— Required task —
Copy out every record precisely.
........
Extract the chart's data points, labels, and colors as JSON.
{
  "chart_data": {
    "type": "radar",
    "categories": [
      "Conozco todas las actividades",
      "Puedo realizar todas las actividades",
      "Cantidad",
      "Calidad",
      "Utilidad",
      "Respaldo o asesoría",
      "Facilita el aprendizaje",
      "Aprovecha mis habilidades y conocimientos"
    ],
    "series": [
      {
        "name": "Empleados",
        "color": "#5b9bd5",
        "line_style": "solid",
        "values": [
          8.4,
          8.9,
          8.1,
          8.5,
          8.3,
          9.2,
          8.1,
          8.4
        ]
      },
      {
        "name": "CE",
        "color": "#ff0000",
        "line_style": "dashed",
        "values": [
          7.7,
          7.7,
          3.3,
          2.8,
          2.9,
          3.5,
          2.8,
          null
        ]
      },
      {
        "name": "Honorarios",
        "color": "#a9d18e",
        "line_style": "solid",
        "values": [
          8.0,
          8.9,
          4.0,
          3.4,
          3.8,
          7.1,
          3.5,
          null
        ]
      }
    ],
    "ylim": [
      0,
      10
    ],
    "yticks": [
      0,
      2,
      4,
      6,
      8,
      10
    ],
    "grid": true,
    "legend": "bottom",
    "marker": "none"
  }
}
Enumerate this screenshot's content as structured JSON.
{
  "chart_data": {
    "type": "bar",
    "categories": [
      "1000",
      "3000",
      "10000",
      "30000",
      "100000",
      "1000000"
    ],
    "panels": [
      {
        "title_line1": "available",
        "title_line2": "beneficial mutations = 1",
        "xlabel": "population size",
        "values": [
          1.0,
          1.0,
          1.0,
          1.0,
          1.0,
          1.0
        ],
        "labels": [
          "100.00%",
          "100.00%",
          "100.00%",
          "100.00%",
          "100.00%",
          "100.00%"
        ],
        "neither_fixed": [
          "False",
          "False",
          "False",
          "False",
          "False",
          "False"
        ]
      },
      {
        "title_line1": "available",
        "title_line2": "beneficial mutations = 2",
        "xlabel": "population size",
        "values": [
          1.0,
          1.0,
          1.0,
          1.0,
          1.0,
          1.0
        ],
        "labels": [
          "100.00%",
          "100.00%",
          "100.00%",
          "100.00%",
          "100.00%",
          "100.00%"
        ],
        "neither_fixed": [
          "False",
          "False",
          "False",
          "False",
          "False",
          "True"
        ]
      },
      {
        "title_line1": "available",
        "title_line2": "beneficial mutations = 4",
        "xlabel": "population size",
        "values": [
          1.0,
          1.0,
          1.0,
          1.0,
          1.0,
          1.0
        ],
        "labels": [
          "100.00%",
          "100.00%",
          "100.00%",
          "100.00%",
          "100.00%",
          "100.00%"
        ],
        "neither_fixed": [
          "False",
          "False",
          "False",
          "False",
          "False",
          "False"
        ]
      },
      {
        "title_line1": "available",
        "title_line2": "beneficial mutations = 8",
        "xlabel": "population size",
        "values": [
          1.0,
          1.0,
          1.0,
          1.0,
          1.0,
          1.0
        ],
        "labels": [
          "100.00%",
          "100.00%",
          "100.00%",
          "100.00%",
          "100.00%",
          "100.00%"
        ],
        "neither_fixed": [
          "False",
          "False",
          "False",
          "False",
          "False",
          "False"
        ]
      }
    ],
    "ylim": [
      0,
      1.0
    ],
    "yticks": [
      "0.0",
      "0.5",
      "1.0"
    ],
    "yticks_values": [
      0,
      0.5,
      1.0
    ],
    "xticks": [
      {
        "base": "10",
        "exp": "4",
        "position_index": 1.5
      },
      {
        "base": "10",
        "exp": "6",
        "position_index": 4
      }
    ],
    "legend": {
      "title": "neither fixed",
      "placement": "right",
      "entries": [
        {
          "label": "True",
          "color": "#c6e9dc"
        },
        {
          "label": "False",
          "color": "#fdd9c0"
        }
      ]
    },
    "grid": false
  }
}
........
— Full output —
Extract the chart's data points, labels, and colors as JSON.
{
  "chart_data": {
    "type": "radar",
    "categories": [
      "Conozco todas las actividades",
      "Puedo realizar todas las actividades",
      "Cantidad",
      "Calidad",
      "Utilidad",
      "Respaldo o asesoría",
      "Facilita el aprendizaje",
      "Aprovecha mis habilidades y conocimientos"
    ],
    "series": [
      {
        "name": "Empleados",
        "color": "#5b9bd5",
        "line_style": "solid",
        "values": [
          8.4,
          8.9,
          8.1,
          8.5,
          8.3,
          9.2,
          8.1,
          8.4
        ]
      },
      {
        "name": "CE",
        "color": "#ff0000",
        "line_style": "dashed",
        "values": [
          7.7,
          7.7,
          3.3,
          2.8,
          2.9,
          3.5,
          2.8,
          null
        ]
      },
      {
        "name": "Honorarios",
        "color": "#a9d18e",
        "line_style": "solid",
        "values": [
          8.0,
          8.9,
          4.0,
          3.4,
          3.8,
          7.1,
          3.5,
          null
        ]
      }
    ],
    "ylim": [
      0,
      10
    ],
    "yticks": [
      0,
      2,
      4,
      6,
      8,
      10
    ],
    "grid": true,
    "legend": "bottom",
    "marker": "none"
  }
}
Enumerate this screenshot's content as structured JSON.
{
  "chart_data": {
    "type": "bar",
    "categories": [
      "1000",
      "3000",
      "10000",
      "30000",
      "100000",
      "1000000"
    ],
    "panels": [
      {
        "title_line1": "available",
        "title_line2": "beneficial mutations = 1",
        "xlabel": "population size",
        "values": [
          1.0,
          1.0,
          1.0,
          1.0,
          1.0,
          1.0
        ],
        "labels": [
          "100.00%",
          "100.00%",
          "100.00%",
          "100.00%",
          "100.00%",
          "100.00%"
        ],
        "neither_fixed": [
          "False",
          "False",
          "False",
          "False",
          "False",
          "False"
        ]
      },
      {
        "title_line1": "available",
        "title_line2": "beneficial mutations = 2",
        "xlabel": "population size",
        "values": [
          1.0,
          1.0,
          1.0,
          1.0,
          1.0,
          1.0
        ],
        "labels": [
          "100.00%",
          "100.00%",
          "100.00%",
          "100.00%",
          "100.00%",
          "100.00%"
        ],
        "neither_fixed": [
          "False",
          "False",
          "False",
          "False",
          "False",
          "True"
        ]
      },
      {
        "title_line1": "available",
        "title_line2": "beneficial mutations = 4",
        "xlabel": "population size",
        "values": [
          1.0,
          1.0,
          1.0,
          1.0,
          1.0,
          1.0
        ],
        "labels": [
          "100.00%",
          "100.00%",
          "100.00%",
          "100.00%",
          "100.00%",
          "100.00%"
        ],
        "neither_fixed": [
          "False",
          "False",
          "False",
          "False",
          "False",
          "False"
        ]
      },
      {
        "title_line1": "available",
        "title_line2": "beneficial mutations = 8",
        "xlabel": "population size",
        "values": [
          1.0,
          1.0,
          1.0,
          1.0,
          1.0,
          1.0
        ],
        "labels": [
          "100.00%",
          "100.00%",
          "100.00%",
          "100.00%",
          "100.00%",
          "100.00%"
        ],
        "neither_fixed": [
          "False",
          "False",
          "False",
          "False",
          "False",
          "False"
        ]
      }
    ],
    "ylim": [
      0,
      1.0
    ],
    "yticks": [
      "0.0",
      "0.5",
      "1.0"
    ],
    "yticks_values": [
      0,
      0.5,
      1.0
    ],
    "xticks": [
      {
        "base": "10",
        "exp": "4",
        "position_index": 1.5
      },
      {
        "base": "10",
        "exp": "6",
        "position_index": 4
      }
    ],
    "legend": {
      "title": "neither fixed",
      "placement": "right",
      "entries": [
        {
          "label": "True",
          "color": "#c6e9dc"
        },
        {
          "label": "False",
          "color": "#fdd9c0"
        }
      ]
    },
    "grid": false
  }
}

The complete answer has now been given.